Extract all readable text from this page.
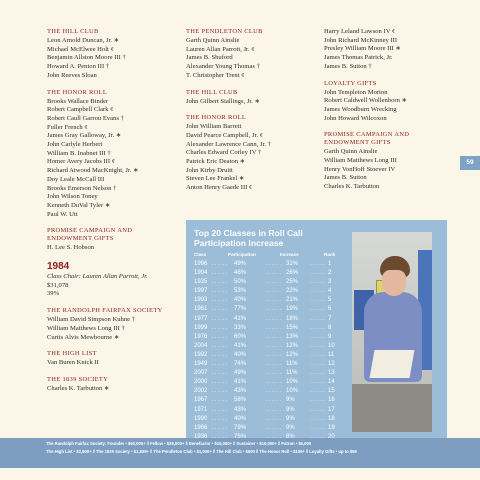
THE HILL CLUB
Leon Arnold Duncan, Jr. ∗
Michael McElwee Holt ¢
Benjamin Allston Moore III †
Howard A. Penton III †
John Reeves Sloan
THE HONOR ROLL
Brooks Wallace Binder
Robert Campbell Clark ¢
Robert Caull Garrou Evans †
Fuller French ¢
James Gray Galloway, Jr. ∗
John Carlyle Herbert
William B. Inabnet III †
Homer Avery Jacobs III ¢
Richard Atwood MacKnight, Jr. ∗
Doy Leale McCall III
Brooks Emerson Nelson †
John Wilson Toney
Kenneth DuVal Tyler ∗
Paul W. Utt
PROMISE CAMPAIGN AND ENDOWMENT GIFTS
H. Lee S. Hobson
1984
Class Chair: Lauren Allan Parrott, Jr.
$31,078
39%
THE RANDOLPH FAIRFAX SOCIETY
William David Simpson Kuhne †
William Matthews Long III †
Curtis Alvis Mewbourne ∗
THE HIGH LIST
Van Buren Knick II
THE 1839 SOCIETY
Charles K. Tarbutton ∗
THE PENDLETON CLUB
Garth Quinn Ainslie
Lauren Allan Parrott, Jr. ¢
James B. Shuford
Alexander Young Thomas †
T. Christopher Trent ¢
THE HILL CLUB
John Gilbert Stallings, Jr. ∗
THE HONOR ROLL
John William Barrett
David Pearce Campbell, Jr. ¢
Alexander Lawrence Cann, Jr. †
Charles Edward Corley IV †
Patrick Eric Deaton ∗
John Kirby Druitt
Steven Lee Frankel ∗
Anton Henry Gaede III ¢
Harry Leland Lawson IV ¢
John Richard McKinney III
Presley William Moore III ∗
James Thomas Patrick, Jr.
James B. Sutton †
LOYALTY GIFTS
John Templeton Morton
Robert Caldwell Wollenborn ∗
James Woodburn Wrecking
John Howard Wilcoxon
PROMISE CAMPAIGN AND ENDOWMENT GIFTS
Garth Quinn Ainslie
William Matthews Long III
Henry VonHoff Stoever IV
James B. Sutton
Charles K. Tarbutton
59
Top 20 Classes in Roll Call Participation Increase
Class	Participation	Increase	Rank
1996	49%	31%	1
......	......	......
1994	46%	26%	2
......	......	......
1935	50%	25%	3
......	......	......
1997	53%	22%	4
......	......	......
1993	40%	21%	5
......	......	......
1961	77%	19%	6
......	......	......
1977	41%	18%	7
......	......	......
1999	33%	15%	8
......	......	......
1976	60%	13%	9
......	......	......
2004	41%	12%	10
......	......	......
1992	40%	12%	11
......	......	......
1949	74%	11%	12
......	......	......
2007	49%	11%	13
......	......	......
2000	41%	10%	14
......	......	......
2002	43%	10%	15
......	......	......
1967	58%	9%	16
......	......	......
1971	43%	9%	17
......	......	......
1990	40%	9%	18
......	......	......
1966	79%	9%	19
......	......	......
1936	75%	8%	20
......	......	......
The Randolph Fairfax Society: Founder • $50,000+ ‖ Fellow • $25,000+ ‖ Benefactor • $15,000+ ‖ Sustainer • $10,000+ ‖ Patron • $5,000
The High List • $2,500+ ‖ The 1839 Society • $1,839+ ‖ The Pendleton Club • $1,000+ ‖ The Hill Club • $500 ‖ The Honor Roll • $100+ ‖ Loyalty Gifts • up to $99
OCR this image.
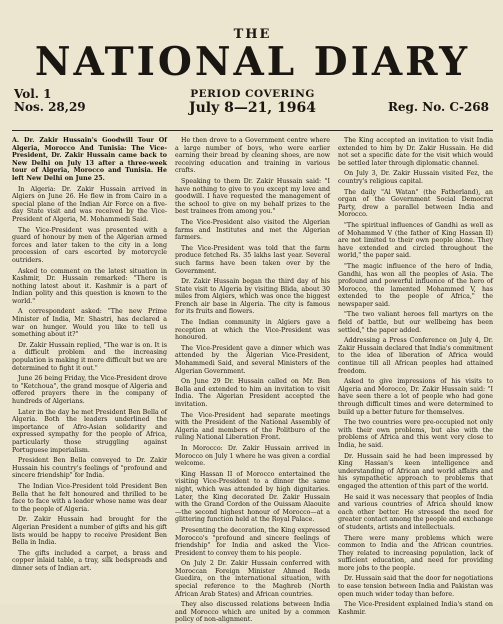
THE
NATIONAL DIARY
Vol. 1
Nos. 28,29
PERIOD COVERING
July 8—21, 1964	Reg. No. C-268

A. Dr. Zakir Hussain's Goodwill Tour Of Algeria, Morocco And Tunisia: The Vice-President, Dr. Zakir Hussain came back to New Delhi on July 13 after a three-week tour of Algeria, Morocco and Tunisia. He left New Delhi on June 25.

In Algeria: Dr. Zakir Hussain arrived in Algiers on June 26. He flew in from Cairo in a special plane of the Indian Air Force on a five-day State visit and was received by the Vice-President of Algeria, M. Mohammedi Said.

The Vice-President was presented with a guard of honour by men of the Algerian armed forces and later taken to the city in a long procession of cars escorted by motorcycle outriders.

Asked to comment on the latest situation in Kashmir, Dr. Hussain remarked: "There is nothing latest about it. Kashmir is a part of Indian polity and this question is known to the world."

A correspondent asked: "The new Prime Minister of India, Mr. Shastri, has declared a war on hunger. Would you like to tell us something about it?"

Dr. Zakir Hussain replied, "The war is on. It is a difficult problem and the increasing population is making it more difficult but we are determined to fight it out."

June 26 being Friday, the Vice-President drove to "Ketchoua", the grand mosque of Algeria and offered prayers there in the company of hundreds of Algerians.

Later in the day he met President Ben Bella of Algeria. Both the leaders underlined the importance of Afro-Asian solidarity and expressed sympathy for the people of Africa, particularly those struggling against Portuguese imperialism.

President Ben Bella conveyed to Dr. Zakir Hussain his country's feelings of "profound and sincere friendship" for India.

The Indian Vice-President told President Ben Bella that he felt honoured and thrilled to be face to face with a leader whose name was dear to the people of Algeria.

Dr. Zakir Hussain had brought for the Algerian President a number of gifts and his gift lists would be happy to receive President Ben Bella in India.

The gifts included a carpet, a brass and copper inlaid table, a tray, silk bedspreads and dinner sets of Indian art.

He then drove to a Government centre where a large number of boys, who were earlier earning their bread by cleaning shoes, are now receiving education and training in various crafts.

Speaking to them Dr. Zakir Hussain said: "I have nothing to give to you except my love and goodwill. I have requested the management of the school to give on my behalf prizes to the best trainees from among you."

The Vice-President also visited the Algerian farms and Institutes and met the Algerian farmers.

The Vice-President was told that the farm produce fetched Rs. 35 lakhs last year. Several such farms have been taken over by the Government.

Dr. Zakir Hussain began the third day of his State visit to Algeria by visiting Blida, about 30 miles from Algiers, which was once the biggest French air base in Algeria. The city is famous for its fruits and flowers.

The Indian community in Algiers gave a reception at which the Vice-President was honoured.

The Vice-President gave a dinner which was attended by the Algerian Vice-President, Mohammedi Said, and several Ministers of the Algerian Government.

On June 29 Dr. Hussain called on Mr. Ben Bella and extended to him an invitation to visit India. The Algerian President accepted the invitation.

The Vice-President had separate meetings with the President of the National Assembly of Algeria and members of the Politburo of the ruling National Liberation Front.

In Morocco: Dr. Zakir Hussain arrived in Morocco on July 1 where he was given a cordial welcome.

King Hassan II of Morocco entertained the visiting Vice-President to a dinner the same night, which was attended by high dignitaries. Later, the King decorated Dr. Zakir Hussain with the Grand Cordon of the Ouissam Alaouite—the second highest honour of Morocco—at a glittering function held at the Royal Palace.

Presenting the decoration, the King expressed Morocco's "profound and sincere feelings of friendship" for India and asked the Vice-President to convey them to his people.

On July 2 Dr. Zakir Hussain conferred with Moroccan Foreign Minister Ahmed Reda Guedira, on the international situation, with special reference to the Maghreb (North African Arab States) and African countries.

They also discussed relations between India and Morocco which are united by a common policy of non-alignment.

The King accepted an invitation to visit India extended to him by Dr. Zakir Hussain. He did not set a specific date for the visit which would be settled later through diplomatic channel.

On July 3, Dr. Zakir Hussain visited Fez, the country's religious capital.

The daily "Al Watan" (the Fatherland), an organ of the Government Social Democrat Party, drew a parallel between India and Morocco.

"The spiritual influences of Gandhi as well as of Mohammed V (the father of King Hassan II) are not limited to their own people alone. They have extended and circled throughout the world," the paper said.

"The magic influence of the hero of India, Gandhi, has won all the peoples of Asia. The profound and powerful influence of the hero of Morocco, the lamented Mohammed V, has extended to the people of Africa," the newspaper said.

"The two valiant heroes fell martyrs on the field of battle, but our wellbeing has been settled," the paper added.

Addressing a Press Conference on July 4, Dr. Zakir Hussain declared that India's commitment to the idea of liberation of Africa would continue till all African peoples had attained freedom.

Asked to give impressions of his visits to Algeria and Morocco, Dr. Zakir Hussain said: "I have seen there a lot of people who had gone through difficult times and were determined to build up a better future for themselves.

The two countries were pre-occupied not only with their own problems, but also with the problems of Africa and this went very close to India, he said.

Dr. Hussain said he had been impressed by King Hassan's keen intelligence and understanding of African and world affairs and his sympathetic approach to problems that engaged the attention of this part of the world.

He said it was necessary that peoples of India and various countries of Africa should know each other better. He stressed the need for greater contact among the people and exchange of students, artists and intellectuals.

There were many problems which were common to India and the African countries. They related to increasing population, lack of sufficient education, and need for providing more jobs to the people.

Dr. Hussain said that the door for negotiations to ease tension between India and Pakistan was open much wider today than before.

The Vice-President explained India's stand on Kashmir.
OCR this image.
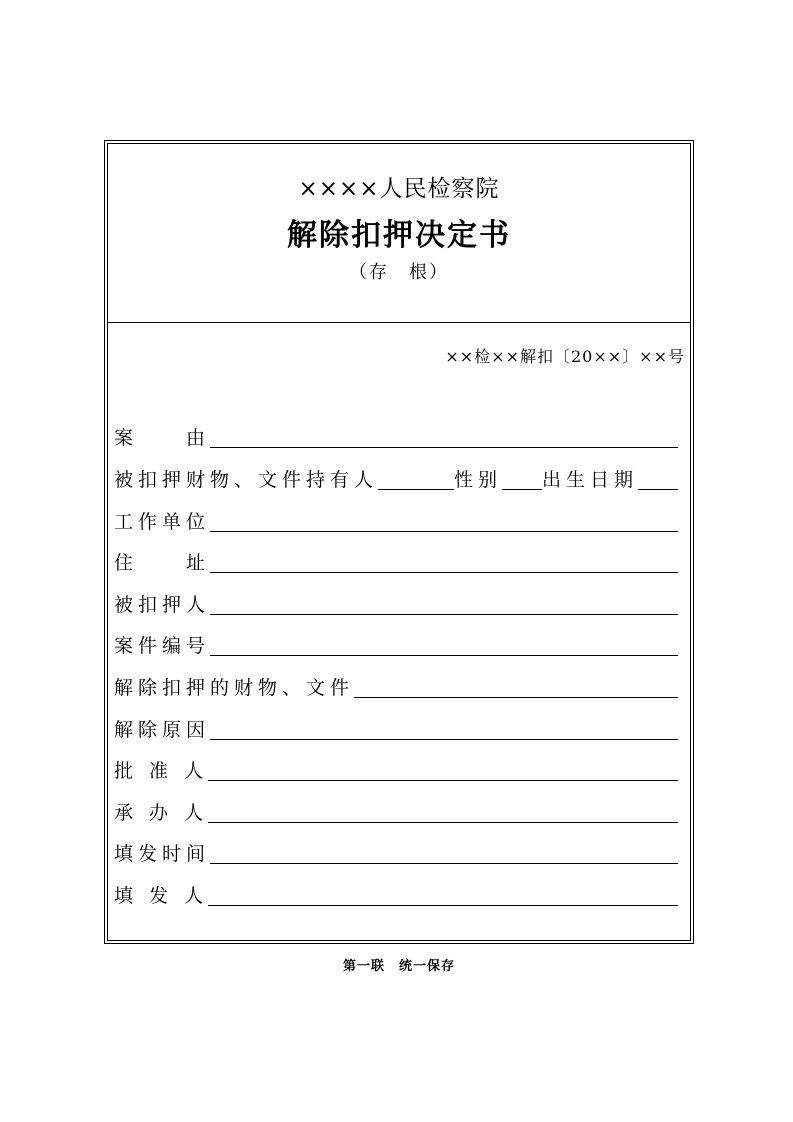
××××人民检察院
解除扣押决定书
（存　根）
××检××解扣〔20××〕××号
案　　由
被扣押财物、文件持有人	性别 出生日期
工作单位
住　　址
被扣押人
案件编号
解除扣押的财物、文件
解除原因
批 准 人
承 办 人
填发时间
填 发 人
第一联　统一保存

# # # #

▶ Brief: Return from the data every line that holds "Tarbutton".

▶ Solution to this exercise:
Charles K. Tarbutton ∗
Charles K. Tarbutton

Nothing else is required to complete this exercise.